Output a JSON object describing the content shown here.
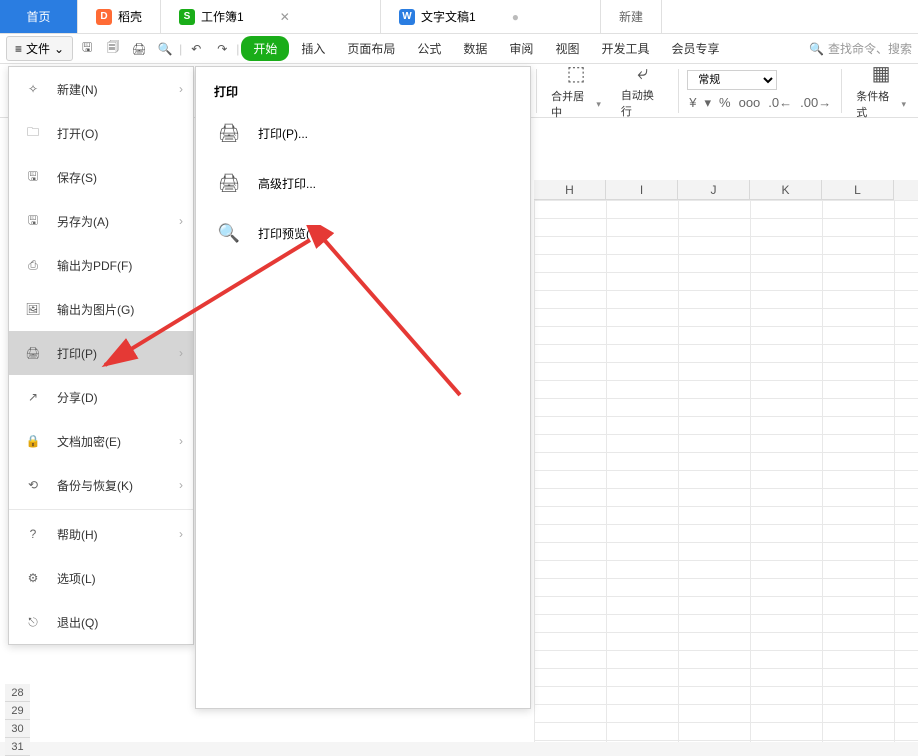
{
  "tabs": {
    "home": "首页",
    "daoke": "稻壳",
    "workbook": "工作簿1",
    "doc": "文字文稿1",
    "new": "新建"
  },
  "toolbar": {
    "file": "文件",
    "search_placeholder": "查找命令、搜索"
  },
  "ribbon_tabs": [
    "开始",
    "插入",
    "页面布局",
    "公式",
    "数据",
    "审阅",
    "视图",
    "开发工具",
    "会员专享"
  ],
  "ribbon": {
    "merge": "合并居中",
    "autowrap": "自动换行",
    "general": "常规",
    "currency_sym": "¥",
    "condfmt": "条件格式"
  },
  "file_menu": [
    {
      "label": "新建(N)",
      "arrow": true
    },
    {
      "label": "打开(O)",
      "arrow": false
    },
    {
      "label": "保存(S)",
      "arrow": false
    },
    {
      "label": "另存为(A)",
      "arrow": true
    },
    {
      "label": "输出为PDF(F)",
      "arrow": false
    },
    {
      "label": "输出为图片(G)",
      "arrow": false
    },
    {
      "label": "打印(P)",
      "arrow": true,
      "active": true
    },
    {
      "label": "分享(D)",
      "arrow": false
    },
    {
      "label": "文档加密(E)",
      "arrow": true
    },
    {
      "label": "备份与恢复(K)",
      "arrow": true
    },
    {
      "label": "帮助(H)",
      "arrow": true
    },
    {
      "label": "选项(L)",
      "arrow": false
    },
    {
      "label": "退出(Q)",
      "arrow": false
    }
  ],
  "print_submenu": {
    "title": "打印",
    "items": [
      "打印(P)...",
      "高级打印...",
      "打印预览(V)"
    ]
  },
  "columns": [
    "H",
    "I",
    "J",
    "K",
    "L"
  ],
  "rows": [
    28,
    29,
    30,
    31
  ]
}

▶ _Short task_:
Retype every entry verbatim and exclude the pictures from the copy.

▶ _Reply_:
Output a JSON object describing the content shown here.
{
  "tabs": {
    "home": "首页",
    "daoke": "稻壳",
    "workbook": "工作簿1",
    "doc": "文字文稿1",
    "new": "新建"
  },
  "toolbar": {
    "file": "文件",
    "search_placeholder": "查找命令、搜索"
  },
  "ribbon_tabs": [
    "开始",
    "插入",
    "页面布局",
    "公式",
    "数据",
    "审阅",
    "视图",
    "开发工具",
    "会员专享"
  ],
  "ribbon": {
    "merge": "合并居中",
    "autowrap": "自动换行",
    "general": "常规",
    "currency_sym": "¥",
    "condfmt": "条件格式"
  },
  "file_menu": [
    {
      "label": "新建(N)",
      "arrow": true
    },
    {
      "label": "打开(O)",
      "arrow": false
    },
    {
      "label": "保存(S)",
      "arrow": false
    },
    {
      "label": "另存为(A)",
      "arrow": true
    },
    {
      "label": "输出为PDF(F)",
      "arrow": false
    },
    {
      "label": "输出为图片(G)",
      "arrow": false
    },
    {
      "label": "打印(P)",
      "arrow": true,
      "active": true
    },
    {
      "label": "分享(D)",
      "arrow": false
    },
    {
      "label": "文档加密(E)",
      "arrow": true
    },
    {
      "label": "备份与恢复(K)",
      "arrow": true
    },
    {
      "label": "帮助(H)",
      "arrow": true
    },
    {
      "label": "选项(L)",
      "arrow": false
    },
    {
      "label": "退出(Q)",
      "arrow": false
    }
  ],
  "print_submenu": {
    "title": "打印",
    "items": [
      "打印(P)...",
      "高级打印...",
      "打印预览(V)"
    ]
  },
  "columns": [
    "H",
    "I",
    "J",
    "K",
    "L"
  ],
  "rows": [
    28,
    29,
    30,
    31
  ]
}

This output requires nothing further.